Task brief -
Determine the number of lines where "title" occurs and reply with that number by itself.

Source data -

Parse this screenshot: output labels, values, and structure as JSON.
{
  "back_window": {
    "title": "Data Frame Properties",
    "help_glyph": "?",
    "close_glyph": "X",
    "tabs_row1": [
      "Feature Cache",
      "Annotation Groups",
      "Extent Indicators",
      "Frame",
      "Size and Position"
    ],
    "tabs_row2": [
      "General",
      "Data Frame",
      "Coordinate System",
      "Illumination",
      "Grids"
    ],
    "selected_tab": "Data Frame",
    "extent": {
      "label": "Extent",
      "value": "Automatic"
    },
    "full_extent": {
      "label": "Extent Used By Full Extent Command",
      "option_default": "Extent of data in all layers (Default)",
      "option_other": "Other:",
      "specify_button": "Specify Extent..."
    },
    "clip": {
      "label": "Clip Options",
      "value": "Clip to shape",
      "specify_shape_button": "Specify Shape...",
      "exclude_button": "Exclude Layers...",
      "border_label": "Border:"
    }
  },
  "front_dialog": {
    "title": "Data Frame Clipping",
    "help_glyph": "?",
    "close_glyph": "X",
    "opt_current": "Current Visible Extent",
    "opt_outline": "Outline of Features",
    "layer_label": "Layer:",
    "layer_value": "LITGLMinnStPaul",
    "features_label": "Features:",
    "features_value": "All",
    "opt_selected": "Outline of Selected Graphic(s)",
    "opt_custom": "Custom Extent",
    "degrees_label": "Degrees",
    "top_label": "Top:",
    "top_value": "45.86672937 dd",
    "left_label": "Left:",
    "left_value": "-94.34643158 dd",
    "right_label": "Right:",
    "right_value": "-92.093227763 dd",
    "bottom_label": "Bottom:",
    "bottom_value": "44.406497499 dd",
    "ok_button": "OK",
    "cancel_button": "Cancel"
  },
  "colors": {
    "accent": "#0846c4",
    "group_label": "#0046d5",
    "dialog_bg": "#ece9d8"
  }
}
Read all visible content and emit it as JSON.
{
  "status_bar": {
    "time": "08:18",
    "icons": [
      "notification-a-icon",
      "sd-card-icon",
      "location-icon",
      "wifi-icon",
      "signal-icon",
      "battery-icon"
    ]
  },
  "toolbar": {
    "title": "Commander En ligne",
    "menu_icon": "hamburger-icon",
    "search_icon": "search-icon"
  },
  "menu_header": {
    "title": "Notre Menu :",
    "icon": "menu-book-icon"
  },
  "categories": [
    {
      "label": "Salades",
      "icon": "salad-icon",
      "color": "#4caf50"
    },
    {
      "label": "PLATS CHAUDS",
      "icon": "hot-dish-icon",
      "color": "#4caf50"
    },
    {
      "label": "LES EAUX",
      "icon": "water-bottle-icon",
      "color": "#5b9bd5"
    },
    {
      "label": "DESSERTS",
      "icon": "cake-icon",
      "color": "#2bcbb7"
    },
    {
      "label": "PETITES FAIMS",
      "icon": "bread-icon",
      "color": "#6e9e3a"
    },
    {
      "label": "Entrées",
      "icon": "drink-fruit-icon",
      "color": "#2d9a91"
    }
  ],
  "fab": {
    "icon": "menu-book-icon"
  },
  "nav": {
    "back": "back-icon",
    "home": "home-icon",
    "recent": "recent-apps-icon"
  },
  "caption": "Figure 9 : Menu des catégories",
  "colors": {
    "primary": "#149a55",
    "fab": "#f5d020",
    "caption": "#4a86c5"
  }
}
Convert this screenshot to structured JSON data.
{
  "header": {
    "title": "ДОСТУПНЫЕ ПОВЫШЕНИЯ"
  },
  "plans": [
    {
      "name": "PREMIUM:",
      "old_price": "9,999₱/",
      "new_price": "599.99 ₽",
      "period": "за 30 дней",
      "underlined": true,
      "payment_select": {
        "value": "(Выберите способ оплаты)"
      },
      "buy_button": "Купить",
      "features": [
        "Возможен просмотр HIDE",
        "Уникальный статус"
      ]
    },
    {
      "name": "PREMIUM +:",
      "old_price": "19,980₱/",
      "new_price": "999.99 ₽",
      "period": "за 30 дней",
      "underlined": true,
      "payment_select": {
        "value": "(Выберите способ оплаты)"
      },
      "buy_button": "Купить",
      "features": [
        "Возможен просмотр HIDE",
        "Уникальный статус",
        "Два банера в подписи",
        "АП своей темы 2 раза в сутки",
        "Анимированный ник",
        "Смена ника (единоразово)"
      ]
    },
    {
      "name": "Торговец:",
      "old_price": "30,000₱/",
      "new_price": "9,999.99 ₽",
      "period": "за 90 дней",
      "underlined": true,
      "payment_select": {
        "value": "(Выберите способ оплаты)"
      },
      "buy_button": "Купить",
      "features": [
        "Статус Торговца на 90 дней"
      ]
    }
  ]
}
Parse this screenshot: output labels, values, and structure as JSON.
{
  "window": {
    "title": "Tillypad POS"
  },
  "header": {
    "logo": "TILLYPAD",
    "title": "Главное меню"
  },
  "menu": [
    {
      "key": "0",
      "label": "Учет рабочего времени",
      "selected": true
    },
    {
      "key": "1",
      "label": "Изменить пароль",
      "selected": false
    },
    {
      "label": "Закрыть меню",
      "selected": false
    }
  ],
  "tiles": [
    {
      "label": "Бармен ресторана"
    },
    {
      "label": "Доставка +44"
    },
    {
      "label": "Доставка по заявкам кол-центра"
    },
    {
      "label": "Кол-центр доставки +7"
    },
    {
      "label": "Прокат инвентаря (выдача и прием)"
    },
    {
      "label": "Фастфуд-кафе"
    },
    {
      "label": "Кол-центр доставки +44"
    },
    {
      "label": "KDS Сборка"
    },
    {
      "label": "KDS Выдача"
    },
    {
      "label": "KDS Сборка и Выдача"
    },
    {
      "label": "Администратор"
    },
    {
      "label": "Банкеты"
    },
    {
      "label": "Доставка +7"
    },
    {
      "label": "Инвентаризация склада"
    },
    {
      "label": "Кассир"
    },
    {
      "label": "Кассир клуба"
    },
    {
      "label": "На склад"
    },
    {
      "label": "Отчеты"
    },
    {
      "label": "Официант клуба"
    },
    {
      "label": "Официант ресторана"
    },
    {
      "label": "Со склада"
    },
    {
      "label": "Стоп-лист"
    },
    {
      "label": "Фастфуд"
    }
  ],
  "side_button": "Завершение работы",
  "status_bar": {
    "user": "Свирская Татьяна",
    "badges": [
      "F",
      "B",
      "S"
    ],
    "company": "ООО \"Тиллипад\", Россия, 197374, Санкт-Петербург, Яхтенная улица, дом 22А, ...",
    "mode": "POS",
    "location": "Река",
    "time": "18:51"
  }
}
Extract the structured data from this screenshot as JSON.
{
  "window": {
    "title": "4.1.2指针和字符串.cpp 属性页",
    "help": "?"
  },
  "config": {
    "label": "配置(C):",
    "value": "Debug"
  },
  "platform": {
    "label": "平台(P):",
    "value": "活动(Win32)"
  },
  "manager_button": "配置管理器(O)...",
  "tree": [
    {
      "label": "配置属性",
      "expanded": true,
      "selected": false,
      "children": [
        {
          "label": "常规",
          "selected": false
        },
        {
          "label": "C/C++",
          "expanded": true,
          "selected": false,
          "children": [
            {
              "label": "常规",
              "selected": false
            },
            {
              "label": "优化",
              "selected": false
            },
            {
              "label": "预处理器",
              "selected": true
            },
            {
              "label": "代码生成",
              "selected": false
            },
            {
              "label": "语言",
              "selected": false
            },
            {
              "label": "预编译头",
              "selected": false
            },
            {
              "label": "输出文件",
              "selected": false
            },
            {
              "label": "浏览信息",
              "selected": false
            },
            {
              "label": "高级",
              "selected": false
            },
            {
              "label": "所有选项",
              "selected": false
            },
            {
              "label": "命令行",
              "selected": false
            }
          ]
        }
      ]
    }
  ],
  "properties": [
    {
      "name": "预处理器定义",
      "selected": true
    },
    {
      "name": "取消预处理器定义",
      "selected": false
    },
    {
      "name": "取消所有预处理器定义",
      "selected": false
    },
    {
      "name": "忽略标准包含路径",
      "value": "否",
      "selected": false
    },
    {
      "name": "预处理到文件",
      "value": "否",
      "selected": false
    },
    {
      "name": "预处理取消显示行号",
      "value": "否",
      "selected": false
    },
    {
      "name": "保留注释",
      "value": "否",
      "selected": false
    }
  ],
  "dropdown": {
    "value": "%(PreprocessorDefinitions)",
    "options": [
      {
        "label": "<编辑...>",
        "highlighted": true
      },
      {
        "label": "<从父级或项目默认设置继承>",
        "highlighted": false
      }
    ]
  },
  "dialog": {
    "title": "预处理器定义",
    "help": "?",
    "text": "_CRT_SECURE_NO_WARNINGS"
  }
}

Answer to this exercise -
9